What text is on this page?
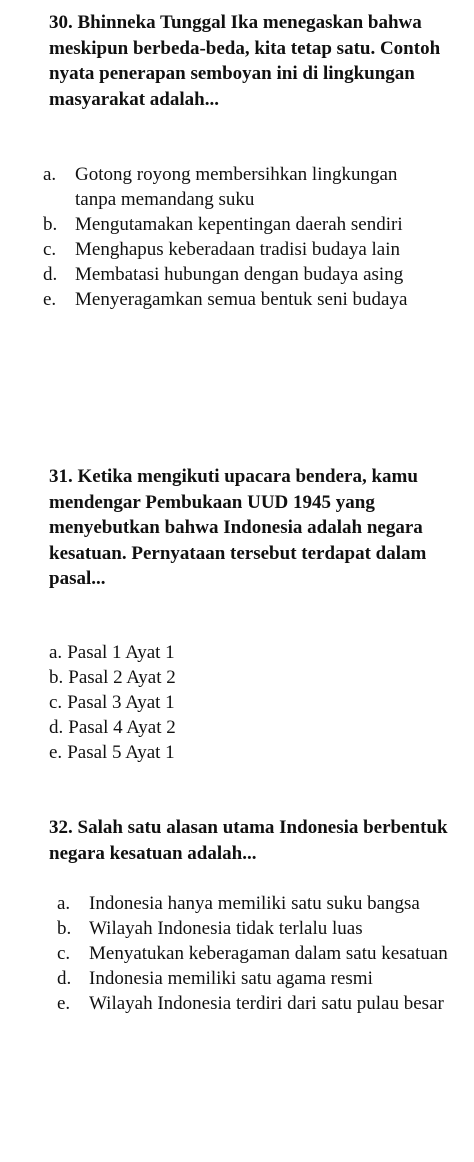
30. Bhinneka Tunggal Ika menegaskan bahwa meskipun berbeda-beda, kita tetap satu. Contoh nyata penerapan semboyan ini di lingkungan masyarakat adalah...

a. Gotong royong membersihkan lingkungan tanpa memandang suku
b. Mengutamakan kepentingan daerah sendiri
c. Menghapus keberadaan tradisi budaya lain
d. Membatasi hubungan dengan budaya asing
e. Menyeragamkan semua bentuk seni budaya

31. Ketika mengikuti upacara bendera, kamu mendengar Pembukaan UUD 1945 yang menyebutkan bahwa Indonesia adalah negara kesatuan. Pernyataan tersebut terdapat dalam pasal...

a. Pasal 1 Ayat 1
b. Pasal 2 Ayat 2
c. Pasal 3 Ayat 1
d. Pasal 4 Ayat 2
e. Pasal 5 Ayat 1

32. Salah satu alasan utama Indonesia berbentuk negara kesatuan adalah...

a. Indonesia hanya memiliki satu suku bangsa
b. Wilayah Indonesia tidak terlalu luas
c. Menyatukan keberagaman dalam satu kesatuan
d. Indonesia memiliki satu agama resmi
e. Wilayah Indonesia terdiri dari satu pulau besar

########

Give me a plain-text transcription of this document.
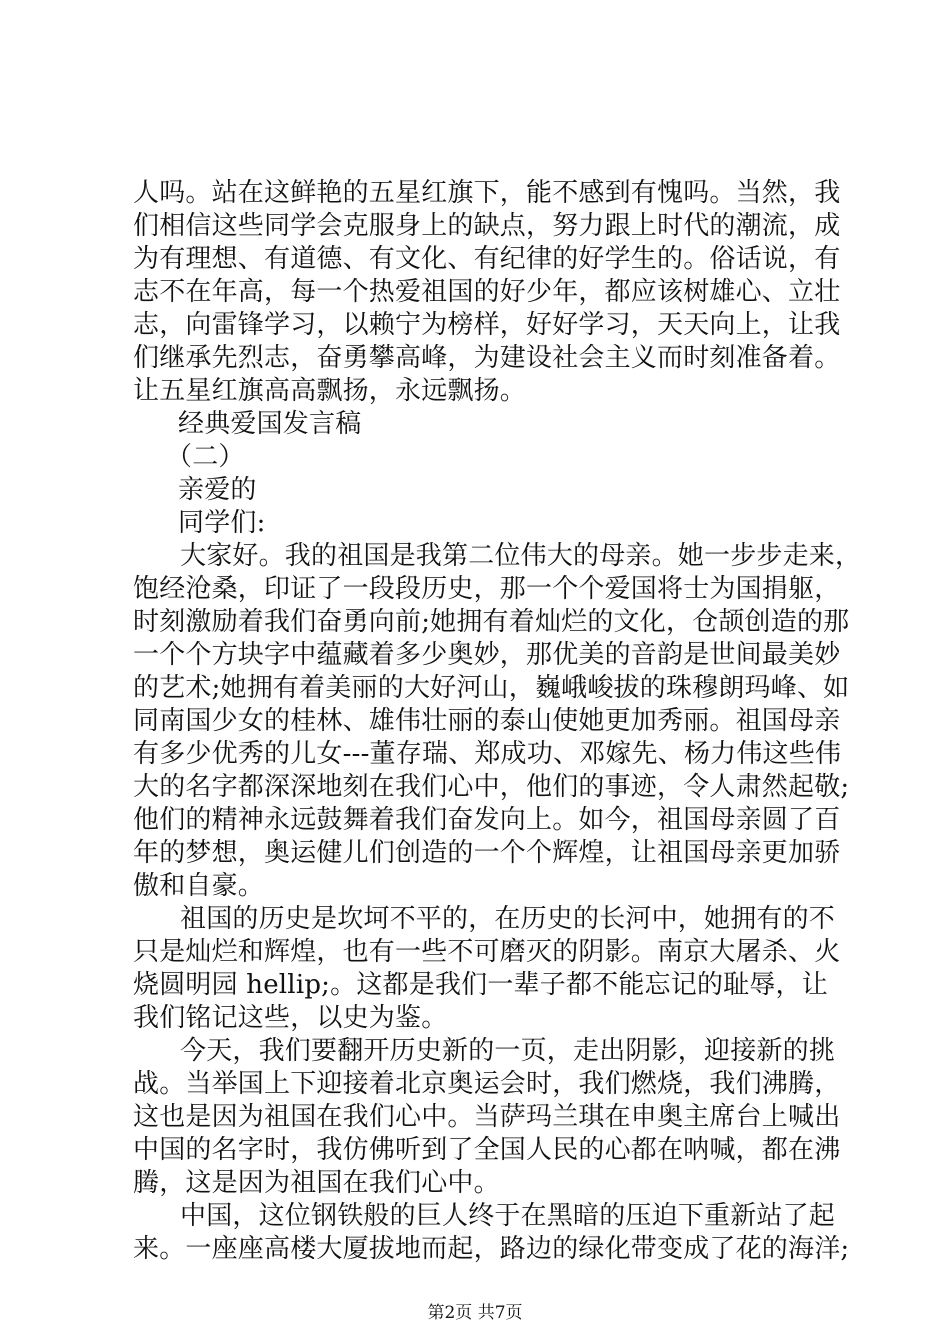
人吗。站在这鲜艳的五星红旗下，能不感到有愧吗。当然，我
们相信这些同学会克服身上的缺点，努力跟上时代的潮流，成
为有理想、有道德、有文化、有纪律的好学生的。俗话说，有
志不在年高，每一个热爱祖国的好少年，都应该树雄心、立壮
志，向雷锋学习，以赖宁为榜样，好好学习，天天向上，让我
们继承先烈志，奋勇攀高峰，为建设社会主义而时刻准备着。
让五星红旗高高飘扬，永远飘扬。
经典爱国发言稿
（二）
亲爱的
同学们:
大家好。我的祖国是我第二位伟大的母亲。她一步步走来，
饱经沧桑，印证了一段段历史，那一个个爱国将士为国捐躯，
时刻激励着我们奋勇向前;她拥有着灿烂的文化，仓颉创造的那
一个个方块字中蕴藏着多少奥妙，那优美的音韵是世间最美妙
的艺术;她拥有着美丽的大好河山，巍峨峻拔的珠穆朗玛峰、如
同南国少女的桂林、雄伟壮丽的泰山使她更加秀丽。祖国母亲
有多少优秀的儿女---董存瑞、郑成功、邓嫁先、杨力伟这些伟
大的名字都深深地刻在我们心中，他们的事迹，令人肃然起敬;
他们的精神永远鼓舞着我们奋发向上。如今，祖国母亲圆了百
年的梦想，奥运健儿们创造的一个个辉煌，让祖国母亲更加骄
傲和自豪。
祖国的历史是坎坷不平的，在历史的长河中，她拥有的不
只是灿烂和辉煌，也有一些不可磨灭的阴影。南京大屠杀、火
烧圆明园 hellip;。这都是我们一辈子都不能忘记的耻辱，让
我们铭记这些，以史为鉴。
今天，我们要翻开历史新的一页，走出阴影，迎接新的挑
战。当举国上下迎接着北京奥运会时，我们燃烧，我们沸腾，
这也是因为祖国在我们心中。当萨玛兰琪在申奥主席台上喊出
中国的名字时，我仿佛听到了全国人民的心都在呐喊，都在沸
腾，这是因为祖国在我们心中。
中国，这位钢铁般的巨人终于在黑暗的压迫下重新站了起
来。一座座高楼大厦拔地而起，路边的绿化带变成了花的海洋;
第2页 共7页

########

■ Task requirements:
Scan the lines for the string "Indonesia". Pick out every line that has it.

■ Result of this task:
31. Ketika mengikuti upacara bendera, kamu mendengar Pembukaan UUD 1945 yang menyebutkan bahwa Indonesia adalah negara kesatuan. Pernyataan tersebut terdapat dalam pasal...
32. Salah satu alasan utama Indonesia berbentuk negara kesatuan adalah...
a. Indonesia hanya memiliki satu suku bangsa
b. Wilayah Indonesia tidak terlalu luas
d. Indonesia memiliki satu agama resmi
e. Wilayah Indonesia terdiri dari satu pulau besar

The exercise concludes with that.